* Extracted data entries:

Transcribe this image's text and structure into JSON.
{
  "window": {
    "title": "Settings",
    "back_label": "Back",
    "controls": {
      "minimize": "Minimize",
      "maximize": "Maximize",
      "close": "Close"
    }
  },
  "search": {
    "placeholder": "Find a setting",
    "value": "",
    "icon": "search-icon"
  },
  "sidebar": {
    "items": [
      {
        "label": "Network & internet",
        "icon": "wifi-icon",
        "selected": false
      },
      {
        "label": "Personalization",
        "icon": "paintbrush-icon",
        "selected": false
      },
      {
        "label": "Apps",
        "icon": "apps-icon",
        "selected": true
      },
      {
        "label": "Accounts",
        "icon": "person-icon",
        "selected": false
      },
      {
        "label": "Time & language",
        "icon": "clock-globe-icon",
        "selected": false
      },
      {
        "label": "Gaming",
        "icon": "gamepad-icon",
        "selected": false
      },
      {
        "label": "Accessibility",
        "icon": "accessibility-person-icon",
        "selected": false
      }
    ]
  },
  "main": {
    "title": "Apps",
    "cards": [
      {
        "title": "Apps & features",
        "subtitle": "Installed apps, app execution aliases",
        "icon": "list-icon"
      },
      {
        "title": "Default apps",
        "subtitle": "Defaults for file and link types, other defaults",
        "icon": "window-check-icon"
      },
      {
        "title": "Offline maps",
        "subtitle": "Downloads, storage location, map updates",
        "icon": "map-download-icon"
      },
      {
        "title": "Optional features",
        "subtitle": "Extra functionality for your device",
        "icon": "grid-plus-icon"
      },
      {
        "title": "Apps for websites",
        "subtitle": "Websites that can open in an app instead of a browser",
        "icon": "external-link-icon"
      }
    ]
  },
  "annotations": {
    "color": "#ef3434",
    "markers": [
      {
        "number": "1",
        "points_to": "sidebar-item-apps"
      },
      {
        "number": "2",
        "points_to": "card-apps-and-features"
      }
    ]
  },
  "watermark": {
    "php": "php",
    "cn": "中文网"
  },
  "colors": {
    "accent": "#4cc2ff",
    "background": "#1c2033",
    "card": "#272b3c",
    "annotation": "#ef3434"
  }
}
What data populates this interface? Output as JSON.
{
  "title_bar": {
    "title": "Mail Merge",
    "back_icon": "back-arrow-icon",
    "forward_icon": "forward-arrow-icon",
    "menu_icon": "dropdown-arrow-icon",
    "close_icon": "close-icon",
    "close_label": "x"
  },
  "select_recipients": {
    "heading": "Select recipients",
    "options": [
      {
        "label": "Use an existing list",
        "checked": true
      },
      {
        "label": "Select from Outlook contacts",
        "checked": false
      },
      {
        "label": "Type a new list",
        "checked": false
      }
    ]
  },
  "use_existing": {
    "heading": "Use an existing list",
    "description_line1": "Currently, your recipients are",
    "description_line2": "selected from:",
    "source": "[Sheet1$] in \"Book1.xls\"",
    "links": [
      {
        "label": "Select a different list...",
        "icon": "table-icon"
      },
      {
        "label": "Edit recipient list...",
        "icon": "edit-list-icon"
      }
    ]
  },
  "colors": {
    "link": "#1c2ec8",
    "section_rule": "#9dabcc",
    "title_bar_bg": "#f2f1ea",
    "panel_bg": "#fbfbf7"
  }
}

* TASK DIRECTIONS:
From the line containing "What data populates" through the closing line of the material above, return every line exactly and omit all others.

* EXPECTED OUTPUT:
What data populates this interface? Output as JSON.
{
  "title_bar": {
    "title": "Mail Merge",
    "back_icon": "back-arrow-icon",
    "forward_icon": "forward-arrow-icon",
    "menu_icon": "dropdown-arrow-icon",
    "close_icon": "close-icon",
    "close_label": "x"
  },
  "select_recipients": {
    "heading": "Select recipients",
    "options": [
      {
        "label": "Use an existing list",
        "checked": true
      },
      {
        "label": "Select from Outlook contacts",
        "checked": false
      },
      {
        "label": "Type a new list",
        "checked": false
      }
    ]
  },
  "use_existing": {
    "heading": "Use an existing list",
    "description_line1": "Currently, your recipients are",
    "description_line2": "selected from:",
    "source": "[Sheet1$] in \"Book1.xls\"",
    "links": [
      {
        "label": "Select a different list...",
        "icon": "table-icon"
      },
      {
        "label": "Edit recipient list...",
        "icon": "edit-list-icon"
      }
    ]
  },
  "colors": {
    "link": "#1c2ec8",
    "section_rule": "#9dabcc",
    "title_bar_bg": "#f2f1ea",
    "panel_bg": "#fbfbf7"
  }
}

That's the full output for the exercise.